Retype each record below word for word. Leave the pictures out.

[Extracted data entries]
----------------------------------------
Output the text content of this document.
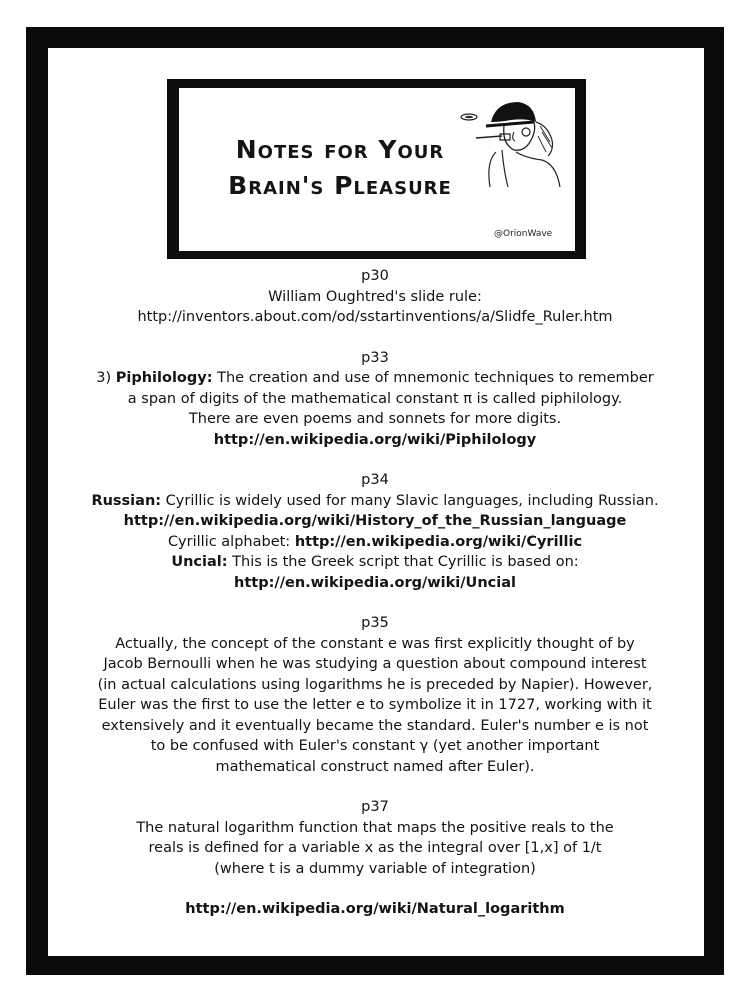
Notes for Your
Brain's Pleasure
@OrionWave
p30
William Oughtred's slide rule:
http://inventors.about.com/od/sstartinventions/a/Slidfe_Ruler.htm
p33
3) Piphilology: The creation and use of mnemonic techniques to remember
a span of digits of the mathematical constant π is called piphilology.
There are even poems and sonnets for more digits.
http://en.wikipedia.org/wiki/Piphilology
p34
Russian: Cyrillic is widely used for many Slavic languages, including Russian.
http://en.wikipedia.org/wiki/History_of_the_Russian_language
Cyrillic alphabet: http://en.wikipedia.org/wiki/Cyrillic
Uncial: This is the Greek script that Cyrillic is based on:
http://en.wikipedia.org/wiki/Uncial
p35
Actually, the concept of the constant e was first explicitly thought of by
Jacob Bernoulli when he was studying a question about compound interest
(in actual calculations using logarithms he is preceded by Napier). However,
Euler was the first to use the letter e to symbolize it in 1727, working with it
extensively and it eventually became the standard. Euler's number e is not
to be confused with Euler's constant γ (yet another important
mathematical construct named after Euler).
p37
The natural logarithm function that maps the positive reals to the
reals is defined for a variable x as the integral over [1,x] of 1/t
(where t is a dummy variable of integration)
http://en.wikipedia.org/wiki/Natural_logarithm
----------------------------------------
Written response:
Output the text content of this document.
Notes for Your
Brain's Pleasure
@OrionWave
p30
William Oughtred's slide rule:
http://inventors.about.com/od/sstartinventions/a/Slidfe_Ruler.htm
p33
3) Piphilology: The creation and use of mnemonic techniques to remember
a span of digits of the mathematical constant π is called piphilology.
There are even poems and sonnets for more digits.
http://en.wikipedia.org/wiki/Piphilology
p34
Russian: Cyrillic is widely used for many Slavic languages, including Russian.
http://en.wikipedia.org/wiki/History_of_the_Russian_language
Cyrillic alphabet: http://en.wikipedia.org/wiki/Cyrillic
Uncial: This is the Greek script that Cyrillic is based on:
http://en.wikipedia.org/wiki/Uncial
p35
Actually, the concept of the constant e was first explicitly thought of by
Jacob Bernoulli when he was studying a question about compound interest
(in actual calculations using logarithms he is preceded by Napier). However,
Euler was the first to use the letter e to symbolize it in 1727, working with it
extensively and it eventually became the standard. Euler's number e is not
to be confused with Euler's constant γ (yet another important
mathematical construct named after Euler).
p37
The natural logarithm function that maps the positive reals to the
reals is defined for a variable x as the integral over [1,x] of 1/t
(where t is a dummy variable of integration)
http://en.wikipedia.org/wiki/Natural_logarithm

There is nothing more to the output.